### Explore the material
(a) Answer these questions from the excerpt on surgical outcomes:
(i) How many patients needed pacemaker placement for complete heart block in the immediate postoperative period?
(ii) How many patients had severe mitral regurgitation at their most recent follow-up?
(iii) What was the survival rate in the cohort at intermediate-term follow-up?
(b) Reproduce the part of the excerpt on surgical outcomes from "None of the" up to and including "for Fontan failure.".
(c) Write the next part of the excerpt on surgical outcomes, picking up after its last sentence.

Postoperative complete heart block needing pacemaker placement in the immediate postoperative period occurred in 2 patients (13%). One of those patients had undergone Senning/Rastelli and the other patient a Senning operation with VSD closure, which included VSD enlargement. This is different than past reports describing a higher incidence of complete heart block post double switch repair, where in addition to suture placement or VSD enlargement, traction on the crux of the heart was also noted to be a risk factor [3, 10]. One patient required pacemaker placement for complete heart block 4 years post Senning/Rastelli. It is important to remember patients with CCTGA remain at risk for compete atrioventricular block even without surgery. It has been estimated to affect approximately 2% of patients per year after diagnosis [25].

None of the patients in our cohort had severe tricuspid regurgitation or severe aortic insufficiency and only 1 patient had severe mitral regurgitation at their most recent follow-up. In this small cohort, these rates compare favorably with previous reports [2, 3]. None of our patients underwent interventions on the aortic or either atrioventricular valve post the initial AR.

We had 100% survival in our cohort at intermediate-term follow-up. Considering the anatomic complexity of the AR, high rate of reoperation/s, and suboptimal outcomes previously reported, some institutions are performing Fontan palliation on a subset of patients, with a lower rate of reoperation and a longer event free survival [11, 26]. While the intermediate results of single ventricle palliation for CCTGA are favorable, these patients remain at risk for Fontan failure.

(Dataset entries)

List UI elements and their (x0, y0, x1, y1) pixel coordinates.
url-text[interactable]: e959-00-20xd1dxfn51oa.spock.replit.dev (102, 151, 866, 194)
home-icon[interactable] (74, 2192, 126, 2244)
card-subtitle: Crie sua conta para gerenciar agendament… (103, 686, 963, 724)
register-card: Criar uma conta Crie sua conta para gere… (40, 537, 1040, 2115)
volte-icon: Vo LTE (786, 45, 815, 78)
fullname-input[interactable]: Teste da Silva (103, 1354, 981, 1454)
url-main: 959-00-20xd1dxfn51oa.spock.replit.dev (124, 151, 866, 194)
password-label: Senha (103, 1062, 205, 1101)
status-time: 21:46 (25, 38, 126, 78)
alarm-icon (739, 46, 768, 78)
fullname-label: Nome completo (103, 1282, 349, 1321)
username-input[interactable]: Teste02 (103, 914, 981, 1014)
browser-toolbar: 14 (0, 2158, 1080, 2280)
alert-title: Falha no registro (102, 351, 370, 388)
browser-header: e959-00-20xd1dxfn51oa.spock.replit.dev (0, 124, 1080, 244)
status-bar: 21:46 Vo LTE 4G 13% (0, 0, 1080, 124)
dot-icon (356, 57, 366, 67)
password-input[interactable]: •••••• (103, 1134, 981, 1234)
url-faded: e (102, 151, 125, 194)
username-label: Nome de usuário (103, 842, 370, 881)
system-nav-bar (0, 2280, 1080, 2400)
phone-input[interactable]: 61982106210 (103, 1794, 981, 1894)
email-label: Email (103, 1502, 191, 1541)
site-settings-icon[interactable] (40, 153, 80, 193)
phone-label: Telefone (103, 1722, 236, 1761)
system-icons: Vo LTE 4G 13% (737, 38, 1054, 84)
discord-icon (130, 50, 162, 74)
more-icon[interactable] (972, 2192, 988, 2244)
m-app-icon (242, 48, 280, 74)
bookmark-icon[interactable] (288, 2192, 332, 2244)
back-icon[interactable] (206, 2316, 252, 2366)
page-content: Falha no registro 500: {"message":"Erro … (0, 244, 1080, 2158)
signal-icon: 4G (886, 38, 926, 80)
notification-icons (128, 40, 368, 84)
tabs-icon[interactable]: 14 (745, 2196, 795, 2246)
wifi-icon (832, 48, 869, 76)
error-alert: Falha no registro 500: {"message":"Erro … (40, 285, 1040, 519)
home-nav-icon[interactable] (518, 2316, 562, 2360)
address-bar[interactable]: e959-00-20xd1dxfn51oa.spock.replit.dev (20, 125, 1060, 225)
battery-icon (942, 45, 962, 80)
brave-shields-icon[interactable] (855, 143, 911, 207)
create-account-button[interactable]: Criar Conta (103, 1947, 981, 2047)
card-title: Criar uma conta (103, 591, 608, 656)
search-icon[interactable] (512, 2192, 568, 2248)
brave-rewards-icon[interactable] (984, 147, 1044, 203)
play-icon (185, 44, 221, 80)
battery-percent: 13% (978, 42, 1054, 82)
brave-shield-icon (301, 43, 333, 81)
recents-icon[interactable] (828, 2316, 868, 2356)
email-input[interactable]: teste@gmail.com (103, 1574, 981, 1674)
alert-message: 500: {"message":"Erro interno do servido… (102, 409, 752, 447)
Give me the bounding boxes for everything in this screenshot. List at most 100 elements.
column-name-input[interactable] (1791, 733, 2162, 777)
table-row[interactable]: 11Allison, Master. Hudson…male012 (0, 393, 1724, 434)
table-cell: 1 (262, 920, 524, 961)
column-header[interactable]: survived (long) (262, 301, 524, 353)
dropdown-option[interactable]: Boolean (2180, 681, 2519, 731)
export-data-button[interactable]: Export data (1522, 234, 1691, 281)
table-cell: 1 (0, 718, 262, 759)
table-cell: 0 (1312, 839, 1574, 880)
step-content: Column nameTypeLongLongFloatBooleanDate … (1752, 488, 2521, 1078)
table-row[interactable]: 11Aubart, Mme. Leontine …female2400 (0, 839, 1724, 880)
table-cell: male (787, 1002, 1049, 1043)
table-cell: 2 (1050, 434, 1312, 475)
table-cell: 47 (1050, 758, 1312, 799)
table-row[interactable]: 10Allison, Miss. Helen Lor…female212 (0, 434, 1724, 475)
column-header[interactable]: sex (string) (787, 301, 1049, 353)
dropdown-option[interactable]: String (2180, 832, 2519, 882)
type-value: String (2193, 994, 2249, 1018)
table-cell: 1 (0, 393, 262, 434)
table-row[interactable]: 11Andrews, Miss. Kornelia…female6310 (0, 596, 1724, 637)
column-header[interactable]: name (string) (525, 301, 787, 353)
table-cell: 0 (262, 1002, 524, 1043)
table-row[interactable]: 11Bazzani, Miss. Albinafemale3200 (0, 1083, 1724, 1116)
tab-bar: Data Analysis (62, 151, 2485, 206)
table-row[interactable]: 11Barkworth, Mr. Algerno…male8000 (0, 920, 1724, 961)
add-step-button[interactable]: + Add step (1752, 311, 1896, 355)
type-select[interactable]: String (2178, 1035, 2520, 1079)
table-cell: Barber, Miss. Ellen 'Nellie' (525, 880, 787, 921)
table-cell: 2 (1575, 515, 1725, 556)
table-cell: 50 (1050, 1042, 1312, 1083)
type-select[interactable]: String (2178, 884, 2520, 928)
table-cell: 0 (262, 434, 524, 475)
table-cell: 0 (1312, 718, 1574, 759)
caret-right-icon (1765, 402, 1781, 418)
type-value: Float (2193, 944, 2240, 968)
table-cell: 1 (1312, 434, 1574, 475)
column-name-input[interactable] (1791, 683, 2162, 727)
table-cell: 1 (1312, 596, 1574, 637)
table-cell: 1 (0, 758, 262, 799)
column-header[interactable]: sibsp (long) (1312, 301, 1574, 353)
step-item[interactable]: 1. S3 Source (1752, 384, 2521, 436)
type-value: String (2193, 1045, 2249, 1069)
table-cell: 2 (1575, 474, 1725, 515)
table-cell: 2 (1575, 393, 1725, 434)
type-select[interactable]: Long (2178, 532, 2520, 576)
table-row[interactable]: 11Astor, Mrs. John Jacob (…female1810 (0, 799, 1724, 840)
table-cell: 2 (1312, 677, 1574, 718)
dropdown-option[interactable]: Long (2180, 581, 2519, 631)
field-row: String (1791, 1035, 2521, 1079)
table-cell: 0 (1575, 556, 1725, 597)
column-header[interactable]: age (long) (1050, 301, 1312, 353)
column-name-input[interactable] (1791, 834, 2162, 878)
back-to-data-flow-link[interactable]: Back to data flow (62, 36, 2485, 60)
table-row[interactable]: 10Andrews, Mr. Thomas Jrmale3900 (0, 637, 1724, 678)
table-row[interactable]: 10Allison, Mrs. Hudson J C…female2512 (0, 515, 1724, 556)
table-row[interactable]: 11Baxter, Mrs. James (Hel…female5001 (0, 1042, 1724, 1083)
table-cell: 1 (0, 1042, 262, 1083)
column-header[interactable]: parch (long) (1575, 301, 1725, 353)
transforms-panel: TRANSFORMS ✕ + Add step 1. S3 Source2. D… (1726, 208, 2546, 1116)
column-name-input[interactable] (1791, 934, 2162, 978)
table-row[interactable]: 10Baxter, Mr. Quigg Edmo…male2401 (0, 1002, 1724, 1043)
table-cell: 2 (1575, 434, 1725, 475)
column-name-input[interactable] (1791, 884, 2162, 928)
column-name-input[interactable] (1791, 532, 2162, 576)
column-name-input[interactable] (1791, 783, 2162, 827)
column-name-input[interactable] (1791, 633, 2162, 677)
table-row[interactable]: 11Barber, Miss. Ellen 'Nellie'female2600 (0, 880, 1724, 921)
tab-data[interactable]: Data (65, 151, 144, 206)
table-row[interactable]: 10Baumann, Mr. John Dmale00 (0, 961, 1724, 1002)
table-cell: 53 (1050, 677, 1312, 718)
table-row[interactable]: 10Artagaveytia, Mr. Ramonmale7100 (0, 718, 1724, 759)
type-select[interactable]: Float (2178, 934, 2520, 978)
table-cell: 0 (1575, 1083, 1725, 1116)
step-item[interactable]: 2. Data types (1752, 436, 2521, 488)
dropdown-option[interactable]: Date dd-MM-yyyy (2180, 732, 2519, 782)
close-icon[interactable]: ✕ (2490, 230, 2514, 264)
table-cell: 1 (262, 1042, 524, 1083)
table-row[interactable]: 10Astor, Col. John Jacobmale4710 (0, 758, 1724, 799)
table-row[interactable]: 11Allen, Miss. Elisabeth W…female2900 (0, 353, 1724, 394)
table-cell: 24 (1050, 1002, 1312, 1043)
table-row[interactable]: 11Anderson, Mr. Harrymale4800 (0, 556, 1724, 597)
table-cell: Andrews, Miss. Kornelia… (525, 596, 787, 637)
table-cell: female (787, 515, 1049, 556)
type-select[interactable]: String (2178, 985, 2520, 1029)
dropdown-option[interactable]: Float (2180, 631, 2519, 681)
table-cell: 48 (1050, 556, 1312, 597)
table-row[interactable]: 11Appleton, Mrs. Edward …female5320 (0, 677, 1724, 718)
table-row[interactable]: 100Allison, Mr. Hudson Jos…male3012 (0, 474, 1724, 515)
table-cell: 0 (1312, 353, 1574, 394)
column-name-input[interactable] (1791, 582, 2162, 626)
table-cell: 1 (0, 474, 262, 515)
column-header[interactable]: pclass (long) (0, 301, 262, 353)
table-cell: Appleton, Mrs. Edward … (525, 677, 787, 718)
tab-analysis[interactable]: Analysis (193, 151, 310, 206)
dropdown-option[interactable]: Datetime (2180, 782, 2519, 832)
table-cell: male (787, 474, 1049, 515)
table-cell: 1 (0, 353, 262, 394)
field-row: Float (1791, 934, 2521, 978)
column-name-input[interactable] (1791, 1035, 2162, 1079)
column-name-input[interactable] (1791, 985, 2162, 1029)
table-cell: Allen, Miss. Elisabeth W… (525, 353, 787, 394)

### Responses
(a)
(i) 2 patients (13%)
(ii) 1 patient
(iii) 100%

(b)
None of the patients in our cohort had severe tricuspid regurgitation or severe aortic insufficiency and only 1 patient had severe mitral regurgitation at their most recent follow-up. In this small cohort, these rates compare favorably with previous reports [2, 3]. None of our patients underwent interventions on the aortic or either atrioventricular valve post the initial AR.

We had 100% survival in our cohort at intermediate-term follow-up. Considering the anatomic complexity of the AR, high rate of reoperation/s, and suboptimal outcomes previously reported, some institutions are performing Fontan palliation on a subset of patients, with a lower rate of reoperation and a longer event free survival [11, 26]. While the intermediate results of single ventricle palliation for CCTGA are favorable, these patients remain at risk for Fontan failure.

(c)
Right ventricular dysfunction has been noted in patients who have undergone physiological repair [12]. However, left ventricular dysfunction has been observed in patients post AR [27]. Only 1 patient in our cohort developed significant left ventricular dysfunction 1 year following AR consisting of double switch operation. This patient did have a pacemaker placed for cardiac resynchronization therapy, with considerably improvement in his function to mild to moderate dysfunction at his most recent follow-up. For patients with CCTGA and systemic ventricular dysfunction with a prolonged QRS or other evidence of dysynchrony, biventricular pacing should be strongly considered [28]. None of the patients underwent heart transplant. Importantly, all of the patients in our cohort had excellent functional status (NYHA or Ross class I) at most recent follow-up.

Limitations

This is a single-center retrospective study with a limited patient size and limited follow-up.

Conclusion

In conclusion, patients with CCTGA who have undergone anatomic repair have excellent intermediate-term functional status and survival, but reoperations are common. Further studies are needed to determine the long-term need for reoperations and survival.